Output all of the data below exactly as given.

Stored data
====================

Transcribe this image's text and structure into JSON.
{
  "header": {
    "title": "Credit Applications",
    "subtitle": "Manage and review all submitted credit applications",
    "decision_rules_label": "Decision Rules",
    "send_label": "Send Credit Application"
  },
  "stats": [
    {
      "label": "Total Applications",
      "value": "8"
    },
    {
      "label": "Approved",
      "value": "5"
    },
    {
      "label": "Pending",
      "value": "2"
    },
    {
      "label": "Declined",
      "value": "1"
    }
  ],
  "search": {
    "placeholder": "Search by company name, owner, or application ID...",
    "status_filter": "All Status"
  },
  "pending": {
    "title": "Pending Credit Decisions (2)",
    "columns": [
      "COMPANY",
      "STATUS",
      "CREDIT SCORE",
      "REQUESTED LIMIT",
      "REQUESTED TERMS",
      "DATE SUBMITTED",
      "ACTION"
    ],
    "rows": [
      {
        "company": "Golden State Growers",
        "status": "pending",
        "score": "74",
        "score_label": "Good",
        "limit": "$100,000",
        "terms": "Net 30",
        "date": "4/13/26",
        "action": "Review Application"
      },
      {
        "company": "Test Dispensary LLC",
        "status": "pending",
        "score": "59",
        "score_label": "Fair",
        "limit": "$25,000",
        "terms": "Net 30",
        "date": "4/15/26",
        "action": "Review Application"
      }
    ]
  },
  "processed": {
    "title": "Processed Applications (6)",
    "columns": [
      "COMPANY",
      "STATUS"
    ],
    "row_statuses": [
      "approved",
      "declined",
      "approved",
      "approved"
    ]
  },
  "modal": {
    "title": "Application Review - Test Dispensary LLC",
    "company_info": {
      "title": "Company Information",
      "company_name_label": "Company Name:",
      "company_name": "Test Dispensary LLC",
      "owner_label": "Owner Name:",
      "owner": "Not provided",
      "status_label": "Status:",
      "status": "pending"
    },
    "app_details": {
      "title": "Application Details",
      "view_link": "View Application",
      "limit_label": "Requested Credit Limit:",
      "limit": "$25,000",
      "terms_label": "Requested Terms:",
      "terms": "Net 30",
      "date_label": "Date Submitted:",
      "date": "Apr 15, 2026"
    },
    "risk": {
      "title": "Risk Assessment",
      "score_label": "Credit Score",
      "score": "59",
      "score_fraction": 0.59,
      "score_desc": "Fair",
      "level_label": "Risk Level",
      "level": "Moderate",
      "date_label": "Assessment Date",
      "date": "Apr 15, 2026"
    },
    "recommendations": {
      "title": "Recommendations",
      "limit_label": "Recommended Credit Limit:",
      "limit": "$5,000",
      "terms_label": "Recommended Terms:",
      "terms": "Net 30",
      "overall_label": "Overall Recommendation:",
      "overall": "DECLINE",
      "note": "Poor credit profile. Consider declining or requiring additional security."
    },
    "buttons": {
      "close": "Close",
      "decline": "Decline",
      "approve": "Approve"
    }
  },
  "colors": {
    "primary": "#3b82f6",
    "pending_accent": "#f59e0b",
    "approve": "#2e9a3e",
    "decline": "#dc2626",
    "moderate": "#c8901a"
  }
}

====================

Correct answer:
Transcribe this image's text and structure into JSON.
{
  "header": {
    "title": "Credit Applications",
    "subtitle": "Manage and review all submitted credit applications",
    "decision_rules_label": "Decision Rules",
    "send_label": "Send Credit Application"
  },
  "stats": [
    {
      "label": "Total Applications",
      "value": "8"
    },
    {
      "label": "Approved",
      "value": "5"
    },
    {
      "label": "Pending",
      "value": "2"
    },
    {
      "label": "Declined",
      "value": "1"
    }
  ],
  "search": {
    "placeholder": "Search by company name, owner, or application ID...",
    "status_filter": "All Status"
  },
  "pending": {
    "title": "Pending Credit Decisions (2)",
    "columns": [
      "COMPANY",
      "STATUS",
      "CREDIT SCORE",
      "REQUESTED LIMIT",
      "REQUESTED TERMS",
      "DATE SUBMITTED",
      "ACTION"
    ],
    "rows": [
      {
        "company": "Golden State Growers",
        "status": "pending",
        "score": "74",
        "score_label": "Good",
        "limit": "$100,000",
        "terms": "Net 30",
        "date": "4/13/26",
        "action": "Review Application"
      },
      {
        "company": "Test Dispensary LLC",
        "status": "pending",
        "score": "59",
        "score_label": "Fair",
        "limit": "$25,000",
        "terms": "Net 30",
        "date": "4/15/26",
        "action": "Review Application"
      }
    ]
  },
  "processed": {
    "title": "Processed Applications (6)",
    "columns": [
      "COMPANY",
      "STATUS"
    ],
    "row_statuses": [
      "approved",
      "declined",
      "approved",
      "approved"
    ]
  },
  "modal": {
    "title": "Application Review - Test Dispensary LLC",
    "company_info": {
      "title": "Company Information",
      "company_name_label": "Company Name:",
      "company_name": "Test Dispensary LLC",
      "owner_label": "Owner Name:",
      "owner": "Not provided",
      "status_label": "Status:",
      "status": "pending"
    },
    "app_details": {
      "title": "Application Details",
      "view_link": "View Application",
      "limit_label": "Requested Credit Limit:",
      "limit": "$25,000",
      "terms_label": "Requested Terms:",
      "terms": "Net 30",
      "date_label": "Date Submitted:",
      "date": "Apr 15, 2026"
    },
    "risk": {
      "title": "Risk Assessment",
      "score_label": "Credit Score",
      "score": "59",
      "score_fraction": 0.59,
      "score_desc": "Fair",
      "level_label": "Risk Level",
      "level": "Moderate",
      "date_label": "Assessment Date",
      "date": "Apr 15, 2026"
    },
    "recommendations": {
      "title": "Recommendations",
      "limit_label": "Recommended Credit Limit:",
      "limit": "$5,000",
      "terms_label": "Recommended Terms:",
      "terms": "Net 30",
      "overall_label": "Overall Recommendation:",
      "overall": "DECLINE",
      "note": "Poor credit profile. Consider declining or requiring additional security."
    },
    "buttons": {
      "close": "Close",
      "decline": "Decline",
      "approve": "Approve"
    }
  },
  "colors": {
    "primary": "#3b82f6",
    "pending_accent": "#f59e0b",
    "approve": "#2e9a3e",
    "decline": "#dc2626",
    "moderate": "#c8901a"
  }
}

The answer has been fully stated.